__WHAT IS ASKED__
Using the listing below, copy every line that mentions "content".
==== AVAILABLE RECORDS
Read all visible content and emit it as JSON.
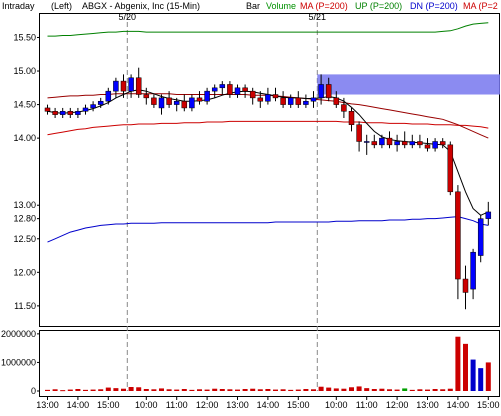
{
  "header": {
    "timeframe": "Intraday",
    "axis_side": "(Left)",
    "symbol_desc": "ABGX - Abgenix, Inc (15-Min)",
    "bar_label": "Bar",
    "volume_label": "Volume",
    "ma_label": "MA (P=200)",
    "up_label": "UP (P=200)",
    "dn_label": "DN (P=200)",
    "ma2_label": "MA (P=2"
  },
  "colors": {
    "up_candle": "#0000ff",
    "down_candle": "#cc0000",
    "ma_short": "#000000",
    "ma_long": "#cc0000",
    "upper_band": "#008000",
    "lower_band": "#0000cc",
    "highlight": "#7777ee",
    "volume_bar": "#cc0000",
    "volume_bar_up": "#0000cc",
    "volume_bar_green": "#00a000"
  },
  "chart_data": {
    "type": "candlestick",
    "title": "ABGX - Abgenix, Inc (15-Min)",
    "price_axis": {
      "ticks": [
        "15.50",
        "15.00",
        "14.50",
        "14.00",
        "13.00",
        "12.80",
        "12.50",
        "12.00",
        "11.50"
      ],
      "tick_values": [
        15.5,
        15.0,
        14.5,
        14.0,
        13.0,
        12.8,
        12.5,
        12.0,
        11.5
      ],
      "range": [
        11.2,
        15.85
      ]
    },
    "volume_axis": {
      "ticks": [
        "2000000",
        "1000000",
        "0"
      ],
      "tick_values": [
        2000000,
        1000000,
        0
      ],
      "range": [
        0,
        2100000
      ]
    },
    "time_axis": {
      "labels": [
        "13:00",
        "14:00",
        "15:00",
        "10:00",
        "11:00",
        "12:00",
        "13:00",
        "14:00",
        "15:00",
        "10:00",
        "11:00",
        "12:00",
        "13:00",
        "14:00",
        "15:00"
      ],
      "label_bar_index": [
        0,
        4,
        8,
        13,
        17,
        21,
        25,
        29,
        33,
        38,
        42,
        46,
        50,
        54,
        58
      ],
      "date_markers": [
        {
          "label": "5/20",
          "bar_index": 11
        },
        {
          "label": "5/21",
          "bar_index": 36
        }
      ]
    },
    "ohlc": [
      [
        14.45,
        14.5,
        14.35,
        14.4
      ],
      [
        14.4,
        14.45,
        14.3,
        14.35
      ],
      [
        14.35,
        14.45,
        14.3,
        14.4
      ],
      [
        14.4,
        14.45,
        14.3,
        14.35
      ],
      [
        14.35,
        14.45,
        14.3,
        14.4
      ],
      [
        14.4,
        14.5,
        14.35,
        14.45
      ],
      [
        14.45,
        14.55,
        14.4,
        14.5
      ],
      [
        14.5,
        14.6,
        14.45,
        14.55
      ],
      [
        14.55,
        14.75,
        14.5,
        14.7
      ],
      [
        14.7,
        14.9,
        14.6,
        14.85
      ],
      [
        14.85,
        14.95,
        14.6,
        14.7
      ],
      [
        14.7,
        14.95,
        14.6,
        14.9
      ],
      [
        14.9,
        15.05,
        14.6,
        14.65
      ],
      [
        14.65,
        14.75,
        14.5,
        14.6
      ],
      [
        14.6,
        14.65,
        14.45,
        14.5
      ],
      [
        14.45,
        14.65,
        14.35,
        14.6
      ],
      [
        14.6,
        14.7,
        14.45,
        14.5
      ],
      [
        14.5,
        14.6,
        14.4,
        14.55
      ],
      [
        14.55,
        14.65,
        14.4,
        14.45
      ],
      [
        14.45,
        14.65,
        14.4,
        14.6
      ],
      [
        14.6,
        14.7,
        14.5,
        14.55
      ],
      [
        14.55,
        14.75,
        14.5,
        14.7
      ],
      [
        14.7,
        14.8,
        14.6,
        14.75
      ],
      [
        14.75,
        14.85,
        14.65,
        14.8
      ],
      [
        14.8,
        14.85,
        14.6,
        14.65
      ],
      [
        14.65,
        14.8,
        14.6,
        14.75
      ],
      [
        14.75,
        14.8,
        14.6,
        14.7
      ],
      [
        14.7,
        14.75,
        14.5,
        14.6
      ],
      [
        14.6,
        14.7,
        14.45,
        14.55
      ],
      [
        14.55,
        14.75,
        14.5,
        14.65
      ],
      [
        14.65,
        14.75,
        14.55,
        14.6
      ],
      [
        14.6,
        14.7,
        14.45,
        14.5
      ],
      [
        14.5,
        14.65,
        14.45,
        14.6
      ],
      [
        14.6,
        14.7,
        14.45,
        14.5
      ],
      [
        14.5,
        14.65,
        14.45,
        14.55
      ],
      [
        14.55,
        14.7,
        14.45,
        14.6
      ],
      [
        14.6,
        14.95,
        14.5,
        14.8
      ],
      [
        14.8,
        14.9,
        14.55,
        14.6
      ],
      [
        14.6,
        14.7,
        14.45,
        14.5
      ],
      [
        14.5,
        14.6,
        14.3,
        14.4
      ],
      [
        14.4,
        14.45,
        14.1,
        14.2
      ],
      [
        14.2,
        14.25,
        13.8,
        13.95
      ],
      [
        13.95,
        14.05,
        13.75,
        13.95
      ],
      [
        13.95,
        14.05,
        13.85,
        13.9
      ],
      [
        13.9,
        14.05,
        13.85,
        14.0
      ],
      [
        14.0,
        14.1,
        13.85,
        13.9
      ],
      [
        13.9,
        14.05,
        13.8,
        13.95
      ],
      [
        13.95,
        14.1,
        13.85,
        13.9
      ],
      [
        13.9,
        14.05,
        13.85,
        13.95
      ],
      [
        13.95,
        14.05,
        13.85,
        13.9
      ],
      [
        13.9,
        14.0,
        13.8,
        13.85
      ],
      [
        13.85,
        14.0,
        13.8,
        13.95
      ],
      [
        13.95,
        14.0,
        13.85,
        13.9
      ],
      [
        13.9,
        13.95,
        13.15,
        13.2
      ],
      [
        13.2,
        13.3,
        11.6,
        11.9
      ],
      [
        11.9,
        12.1,
        11.45,
        11.7
      ],
      [
        11.75,
        12.35,
        11.6,
        12.3
      ],
      [
        12.25,
        12.85,
        12.15,
        12.8
      ],
      [
        12.8,
        13.05,
        12.7,
        12.9
      ]
    ],
    "ma_short": [
      14.4,
      14.38,
      14.37,
      14.38,
      14.39,
      14.41,
      14.44,
      14.48,
      14.53,
      14.6,
      14.65,
      14.7,
      14.72,
      14.7,
      14.66,
      14.62,
      14.59,
      14.57,
      14.55,
      14.55,
      14.56,
      14.57,
      14.6,
      14.64,
      14.67,
      14.69,
      14.7,
      14.69,
      14.67,
      14.65,
      14.63,
      14.61,
      14.6,
      14.6,
      14.59,
      14.59,
      14.6,
      14.62,
      14.6,
      14.55,
      14.46,
      14.35,
      14.22,
      14.1,
      14.02,
      13.98,
      13.96,
      13.95,
      13.94,
      13.93,
      13.92,
      13.91,
      13.9,
      13.8,
      13.5,
      13.2,
      12.95,
      12.85,
      12.9
    ],
    "ma_long": [
      14.05,
      14.07,
      14.09,
      14.11,
      14.13,
      14.14,
      14.16,
      14.17,
      14.18,
      14.19,
      14.2,
      14.2,
      14.21,
      14.21,
      14.21,
      14.22,
      14.22,
      14.22,
      14.23,
      14.23,
      14.23,
      14.24,
      14.24,
      14.24,
      14.25,
      14.25,
      14.25,
      14.25,
      14.25,
      14.25,
      14.25,
      14.25,
      14.25,
      14.25,
      14.25,
      14.25,
      14.25,
      14.25,
      14.25,
      14.24,
      14.24,
      14.24,
      14.23,
      14.23,
      14.23,
      14.22,
      14.22,
      14.22,
      14.21,
      14.21,
      14.21,
      14.2,
      14.2,
      14.2,
      14.19,
      14.19,
      14.18,
      14.17,
      14.15
    ],
    "ma_mid": [
      14.6,
      14.61,
      14.62,
      14.63,
      14.63,
      14.64,
      14.64,
      14.65,
      14.65,
      14.66,
      14.66,
      14.66,
      14.66,
      14.66,
      14.66,
      14.66,
      14.66,
      14.65,
      14.65,
      14.65,
      14.65,
      14.65,
      14.65,
      14.65,
      14.65,
      14.65,
      14.65,
      14.64,
      14.64,
      14.64,
      14.63,
      14.62,
      14.61,
      14.6,
      14.59,
      14.58,
      14.57,
      14.56,
      14.55,
      14.53,
      14.51,
      14.5,
      14.48,
      14.46,
      14.44,
      14.42,
      14.4,
      14.38,
      14.36,
      14.34,
      14.32,
      14.3,
      14.28,
      14.24,
      14.2,
      14.15,
      14.1,
      14.05,
      14.0
    ],
    "upper_band": [
      15.52,
      15.52,
      15.53,
      15.53,
      15.54,
      15.55,
      15.56,
      15.57,
      15.58,
      15.58,
      15.59,
      15.59,
      15.59,
      15.58,
      15.58,
      15.58,
      15.58,
      15.58,
      15.58,
      15.58,
      15.58,
      15.58,
      15.58,
      15.58,
      15.58,
      15.58,
      15.58,
      15.58,
      15.58,
      15.58,
      15.58,
      15.58,
      15.58,
      15.58,
      15.58,
      15.58,
      15.58,
      15.58,
      15.58,
      15.58,
      15.58,
      15.58,
      15.58,
      15.58,
      15.58,
      15.58,
      15.58,
      15.58,
      15.58,
      15.58,
      15.58,
      15.58,
      15.59,
      15.6,
      15.63,
      15.67,
      15.7,
      15.71,
      15.72
    ],
    "lower_band": [
      12.45,
      12.5,
      12.55,
      12.6,
      12.63,
      12.66,
      12.68,
      12.7,
      12.71,
      12.72,
      12.72,
      12.73,
      12.73,
      12.73,
      12.73,
      12.74,
      12.74,
      12.74,
      12.74,
      12.74,
      12.74,
      12.74,
      12.74,
      12.74,
      12.74,
      12.74,
      12.74,
      12.74,
      12.74,
      12.74,
      12.75,
      12.75,
      12.75,
      12.75,
      12.75,
      12.75,
      12.75,
      12.75,
      12.76,
      12.76,
      12.76,
      12.77,
      12.77,
      12.77,
      12.77,
      12.78,
      12.78,
      12.78,
      12.79,
      12.79,
      12.8,
      12.8,
      12.81,
      12.82,
      12.83,
      12.8,
      12.77,
      12.72,
      12.7
    ],
    "highlight_zone": {
      "start_bar": 36,
      "price_low": 14.65,
      "price_high": 14.95
    },
    "volume": [
      40000,
      60000,
      30000,
      50000,
      70000,
      40000,
      50000,
      60000,
      120000,
      100000,
      80000,
      140000,
      130000,
      70000,
      60000,
      90000,
      60000,
      50000,
      70000,
      40000,
      60000,
      50000,
      80000,
      70000,
      60000,
      50000,
      70000,
      80000,
      60000,
      70000,
      50000,
      60000,
      40000,
      50000,
      70000,
      60000,
      150000,
      120000,
      90000,
      80000,
      130000,
      160000,
      100000,
      70000,
      80000,
      60000,
      50000,
      90000,
      40000,
      60000,
      50000,
      70000,
      60000,
      80000,
      1900000,
      1650000,
      1100000,
      800000,
      1000000
    ],
    "volume_colors": [
      "r",
      "r",
      "r",
      "r",
      "r",
      "r",
      "r",
      "r",
      "r",
      "r",
      "r",
      "r",
      "r",
      "r",
      "r",
      "r",
      "r",
      "r",
      "r",
      "r",
      "r",
      "r",
      "r",
      "r",
      "r",
      "r",
      "r",
      "r",
      "r",
      "r",
      "r",
      "r",
      "r",
      "r",
      "r",
      "r",
      "r",
      "r",
      "r",
      "r",
      "r",
      "r",
      "r",
      "r",
      "r",
      "r",
      "r",
      "g",
      "r",
      "r",
      "r",
      "r",
      "r",
      "r",
      "r",
      "r",
      "b",
      "b",
      "r"
    ]
  }
}
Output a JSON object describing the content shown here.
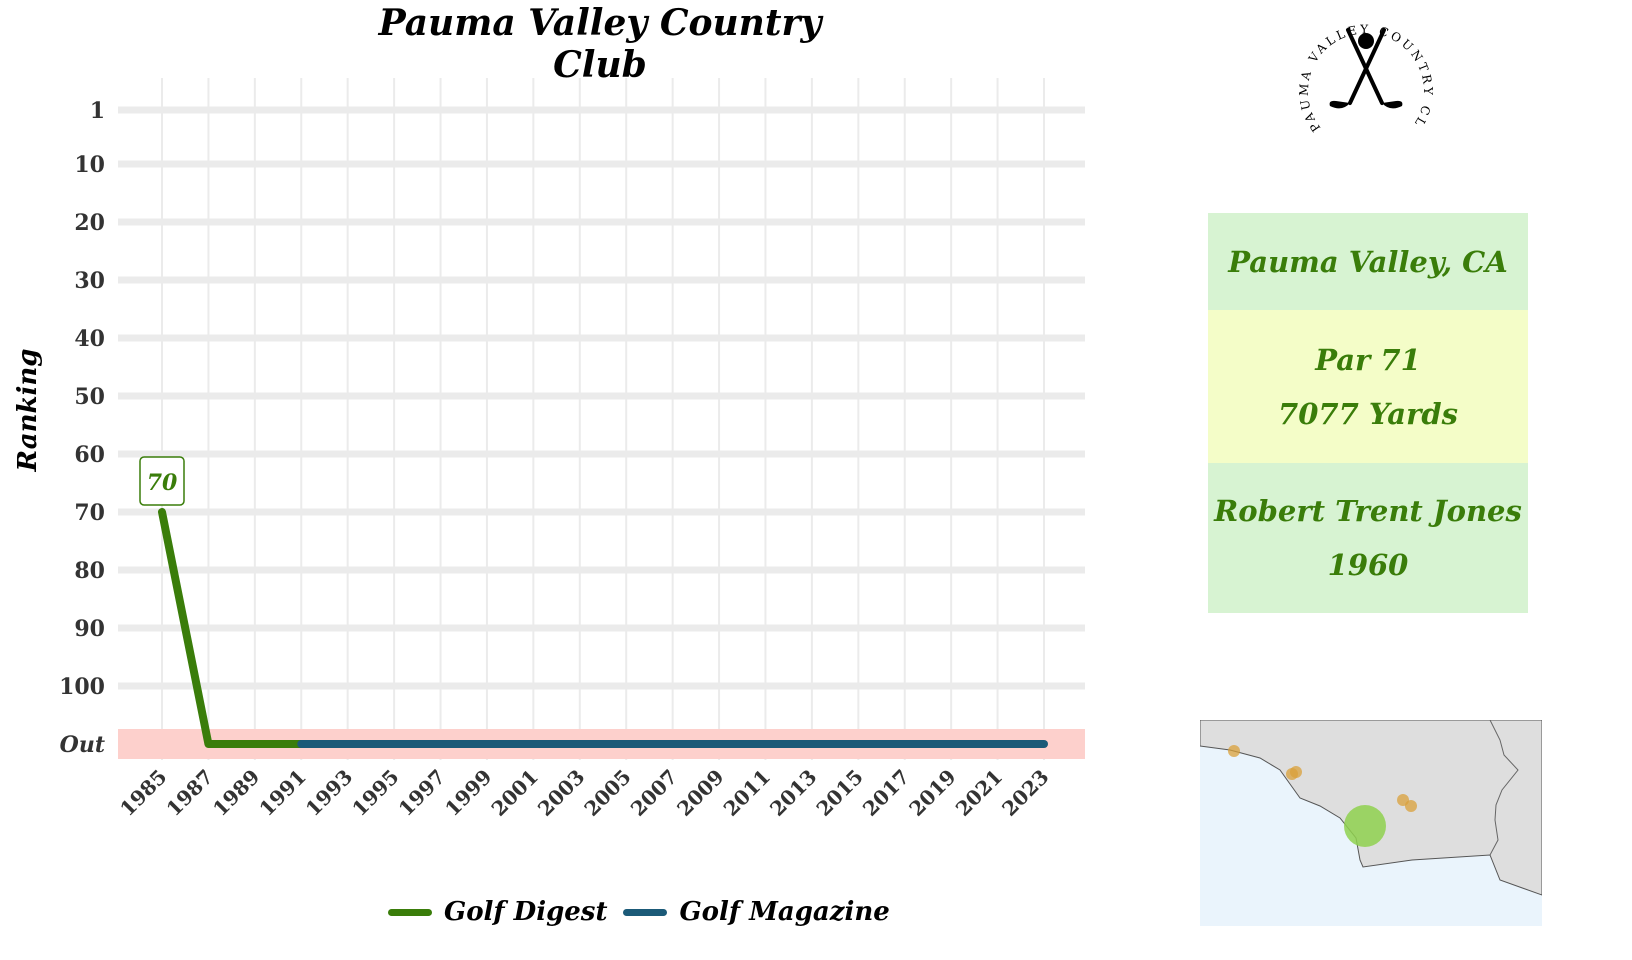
{
  "title": "Pauma Valley Country Club",
  "info": {
    "location": "Pauma Valley, CA",
    "par": "Par 71",
    "yards": "7077 Yards",
    "architect": "Robert Trent Jones",
    "year": "1960"
  },
  "logo": {
    "text": "PAUMA VALLEY COUNTRY CLUB",
    "icon": "crossed-golf-clubs-icon"
  },
  "colors": {
    "golf_digest": "#3a7d0a",
    "golf_magazine": "#1b5a78",
    "out_band": "#fdd0cc",
    "info_green": "#d7f3d2",
    "info_yellow": "#f4fdc8",
    "map_land": "#dedede",
    "map_water": "#eaf4fc",
    "map_marker_main": "#8fd14f",
    "map_marker_other": "#d9a03a"
  },
  "chart_data": {
    "type": "line",
    "title": "Pauma Valley Country Club",
    "xlabel": "",
    "ylabel": "Ranking",
    "x_ticks": [
      1985,
      1987,
      1989,
      1991,
      1993,
      1995,
      1997,
      1999,
      2001,
      2003,
      2005,
      2007,
      2009,
      2011,
      2013,
      2015,
      2017,
      2019,
      2021,
      2023
    ],
    "x_range": [
      1985,
      2023
    ],
    "y_ticks": [
      "1",
      "10",
      "20",
      "30",
      "40",
      "50",
      "60",
      "70",
      "80",
      "90",
      "100",
      "Out"
    ],
    "y_reversed": true,
    "grid": true,
    "legend_position": "bottom",
    "out_band": true,
    "series": [
      {
        "name": "Golf Digest",
        "color": "#3a7d0a",
        "points": [
          [
            1985,
            70
          ],
          [
            1987,
            "Out"
          ],
          [
            1991,
            "Out"
          ]
        ]
      },
      {
        "name": "Golf Magazine",
        "color": "#1b5a78",
        "points": [
          [
            1991,
            "Out"
          ],
          [
            2023,
            "Out"
          ]
        ]
      }
    ],
    "annotations": [
      {
        "x": 1985,
        "y": 70,
        "text": "70",
        "series": "Golf Digest"
      }
    ]
  }
}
========
__OUTPUT FOR THIS EXERCISE__
Read all visible content and emit it as JSON.
Output a JSON object describing the content shown here.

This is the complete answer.